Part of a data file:
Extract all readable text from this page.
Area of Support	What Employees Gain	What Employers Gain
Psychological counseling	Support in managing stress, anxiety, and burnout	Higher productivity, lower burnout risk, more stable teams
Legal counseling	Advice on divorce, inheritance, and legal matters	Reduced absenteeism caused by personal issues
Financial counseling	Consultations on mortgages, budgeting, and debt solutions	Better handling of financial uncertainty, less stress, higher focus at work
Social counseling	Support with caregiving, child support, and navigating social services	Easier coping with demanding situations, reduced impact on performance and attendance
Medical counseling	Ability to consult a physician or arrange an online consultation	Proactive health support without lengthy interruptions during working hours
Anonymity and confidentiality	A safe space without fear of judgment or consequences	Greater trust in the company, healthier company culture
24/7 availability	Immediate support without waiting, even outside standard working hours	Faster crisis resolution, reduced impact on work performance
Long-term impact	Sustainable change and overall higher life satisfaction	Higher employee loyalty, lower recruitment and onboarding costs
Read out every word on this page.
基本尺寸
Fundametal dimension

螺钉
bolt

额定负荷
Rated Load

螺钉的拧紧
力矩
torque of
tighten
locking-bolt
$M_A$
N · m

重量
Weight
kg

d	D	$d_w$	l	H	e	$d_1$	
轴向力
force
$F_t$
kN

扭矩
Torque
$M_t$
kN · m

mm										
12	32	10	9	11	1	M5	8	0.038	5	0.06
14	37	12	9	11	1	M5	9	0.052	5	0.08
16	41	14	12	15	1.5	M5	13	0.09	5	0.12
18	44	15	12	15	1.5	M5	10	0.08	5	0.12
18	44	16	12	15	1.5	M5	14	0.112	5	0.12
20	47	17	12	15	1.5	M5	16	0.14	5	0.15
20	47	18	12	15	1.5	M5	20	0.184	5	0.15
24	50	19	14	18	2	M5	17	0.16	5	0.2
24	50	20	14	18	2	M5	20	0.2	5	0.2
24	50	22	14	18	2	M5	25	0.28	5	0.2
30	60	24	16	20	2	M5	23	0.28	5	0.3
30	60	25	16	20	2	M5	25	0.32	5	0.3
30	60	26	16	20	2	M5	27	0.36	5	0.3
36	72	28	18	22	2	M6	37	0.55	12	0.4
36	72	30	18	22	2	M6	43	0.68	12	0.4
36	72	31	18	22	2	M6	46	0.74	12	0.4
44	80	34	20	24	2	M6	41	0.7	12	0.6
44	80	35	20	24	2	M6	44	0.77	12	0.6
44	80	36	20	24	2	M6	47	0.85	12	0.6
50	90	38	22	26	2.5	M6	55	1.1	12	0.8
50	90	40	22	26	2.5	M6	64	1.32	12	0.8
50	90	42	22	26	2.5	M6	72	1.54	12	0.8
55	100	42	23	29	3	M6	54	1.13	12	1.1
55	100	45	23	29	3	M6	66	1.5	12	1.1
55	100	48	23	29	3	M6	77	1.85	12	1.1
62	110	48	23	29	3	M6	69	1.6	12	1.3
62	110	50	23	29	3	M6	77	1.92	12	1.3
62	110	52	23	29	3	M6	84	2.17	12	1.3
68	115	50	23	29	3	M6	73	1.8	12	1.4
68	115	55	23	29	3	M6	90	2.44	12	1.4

Set exercise
Take the records above and return them exactly as written.

Result
Extract all readable text from this page.
Area of Support	What Employees Gain	What Employers Gain
Psychological counseling	Support in managing stress, anxiety, and burnout	Higher productivity, lower burnout risk, more stable teams
Legal counseling	Advice on divorce, inheritance, and legal matters	Reduced absenteeism caused by personal issues
Financial counseling	Consultations on mortgages, budgeting, and debt solutions	Better handling of financial uncertainty, less stress, higher focus at work
Social counseling	Support with caregiving, child support, and navigating social services	Easier coping with demanding situations, reduced impact on performance and attendance
Medical counseling	Ability to consult a physician or arrange an online consultation	Proactive health support without lengthy interruptions during working hours
Anonymity and confidentiality	A safe space without fear of judgment or consequences	Greater trust in the company, healthier company culture
24/7 availability	Immediate support without waiting, even outside standard working hours	Faster crisis resolution, reduced impact on work performance
Long-term impact	Sustainable change and overall higher life satisfaction	Higher employee loyalty, lower recruitment and onboarding costs
Read out every word on this page.
基本尺寸
Fundametal dimension

螺钉
bolt

额定负荷
Rated Load

螺钉的拧紧
力矩
torque of
tighten
locking-bolt
$M_A$
N · m

重量
Weight
kg

d	D	$d_w$	l	H	e	$d_1$	
轴向力
force
$F_t$
kN

扭矩
Torque
$M_t$
kN · m

mm										
12	32	10	9	11	1	M5	8	0.038	5	0.06
14	37	12	9	11	1	M5	9	0.052	5	0.08
16	41	14	12	15	1.5	M5	13	0.09	5	0.12
18	44	15	12	15	1.5	M5	10	0.08	5	0.12
18	44	16	12	15	1.5	M5	14	0.112	5	0.12
20	47	17	12	15	1.5	M5	16	0.14	5	0.15
20	47	18	12	15	1.5	M5	20	0.184	5	0.15
24	50	19	14	18	2	M5	17	0.16	5	0.2
24	50	20	14	18	2	M5	20	0.2	5	0.2
24	50	22	14	18	2	M5	25	0.28	5	0.2
30	60	24	16	20	2	M5	23	0.28	5	0.3
30	60	25	16	20	2	M5	25	0.32	5	0.3
30	60	26	16	20	2	M5	27	0.36	5	0.3
36	72	28	18	22	2	M6	37	0.55	12	0.4
36	72	30	18	22	2	M6	43	0.68	12	0.4
36	72	31	18	22	2	M6	46	0.74	12	0.4
44	80	34	20	24	2	M6	41	0.7	12	0.6
44	80	35	20	24	2	M6	44	0.77	12	0.6
44	80	36	20	24	2	M6	47	0.85	12	0.6
50	90	38	22	26	2.5	M6	55	1.1	12	0.8
50	90	40	22	26	2.5	M6	64	1.32	12	0.8
50	90	42	22	26	2.5	M6	72	1.54	12	0.8
55	100	42	23	29	3	M6	54	1.13	12	1.1
55	100	45	23	29	3	M6	66	1.5	12	1.1
55	100	48	23	29	3	M6	77	1.85	12	1.1
62	110	48	23	29	3	M6	69	1.6	12	1.3
62	110	50	23	29	3	M6	77	1.92	12	1.3
62	110	52	23	29	3	M6	84	2.17	12	1.3
68	115	50	23	29	3	M6	73	1.8	12	1.4
68	115	55	23	29	3	M6	90	2.44	12	1.4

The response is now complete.